- _Written instruction_
Find all lines in the records that include the word "screenshot", and copy them out.

Dataset items
▽

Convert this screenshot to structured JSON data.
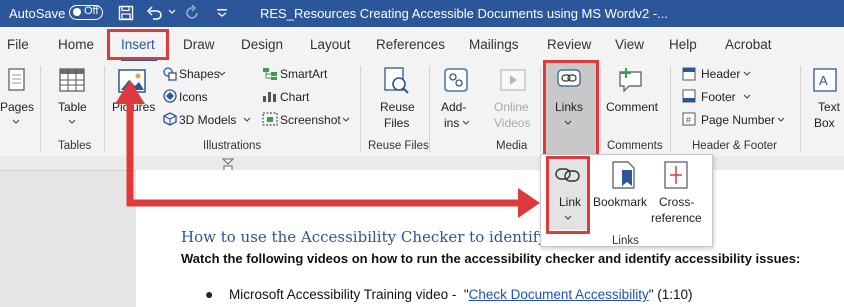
{
  "titlebar": {
    "autosave_label": "AutoSave",
    "autosave_state": "Off",
    "document_title": "RES_Resources Creating Accessible Documents using MS Wordv2  -..."
  },
  "tabs": [
    {
      "label": "File"
    },
    {
      "label": "Home"
    },
    {
      "label": "Insert",
      "active": true
    },
    {
      "label": "Draw"
    },
    {
      "label": "Design"
    },
    {
      "label": "Layout"
    },
    {
      "label": "References"
    },
    {
      "label": "Mailings"
    },
    {
      "label": "Review"
    },
    {
      "label": "View"
    },
    {
      "label": "Help"
    },
    {
      "label": "Acrobat"
    }
  ],
  "ribbon": {
    "pages": {
      "label": "Pages"
    },
    "tables": {
      "table_label": "Table",
      "group": "Tables"
    },
    "illustrations": {
      "pictures": "Pictures",
      "shapes": "Shapes",
      "icons": "Icons",
      "models3d": "3D Models",
      "smartart": "SmartArt",
      "chart": "Chart",
      "screenshot": "Screenshot",
      "group": "Illustrations"
    },
    "reuse": {
      "line1": "Reuse",
      "line2": "Files",
      "group": "Reuse Files"
    },
    "addins": {
      "line1": "Add-",
      "line2": "ins"
    },
    "media": {
      "line1": "Online",
      "line2": "Videos",
      "group": "Media"
    },
    "links": {
      "label": "Links"
    },
    "comments": {
      "label": "Comment",
      "group": "Comments"
    },
    "header_footer": {
      "header": "Header",
      "footer": "Footer",
      "page_number": "Page Number",
      "group": "Header & Footer"
    },
    "text": {
      "line1": "Text",
      "line2": "Box"
    }
  },
  "dropdown": {
    "link": "Link",
    "bookmark": "Bookmark",
    "cross1": "Cross-",
    "cross2": "reference",
    "group": "Links"
  },
  "document": {
    "heading": "How to use the Accessibility Checker to identify a",
    "heading_tail": "ues",
    "instruction": "Watch the following videos on how to run the accessibility checker and identify accessibility issues:",
    "bullet_prefix": "Microsoft Accessibility Training video -  \"",
    "bullet_link": "Check Document Accessibility",
    "bullet_suffix": "\" (1:10)"
  },
  "colors": {
    "titlebar": "#2b579a",
    "annotation_red": "#e0393b",
    "hyperlink": "#1f4fc1"
  }
}
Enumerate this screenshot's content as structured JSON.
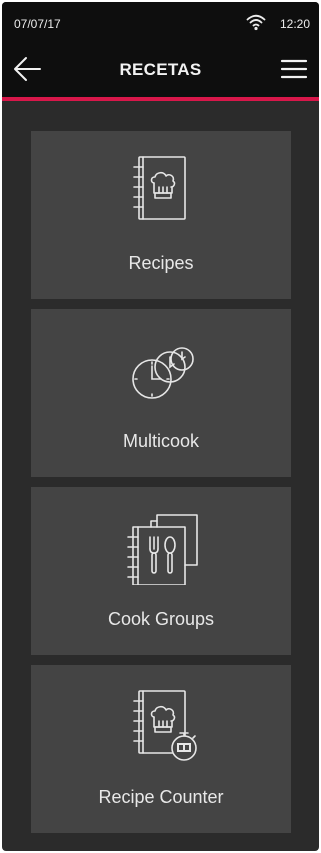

△

- _Output of the task_
Convert this screenshot to structured JSON data.
      "screenshot": "Screenshot",
Enumerate this screenshot's content as structured JSON.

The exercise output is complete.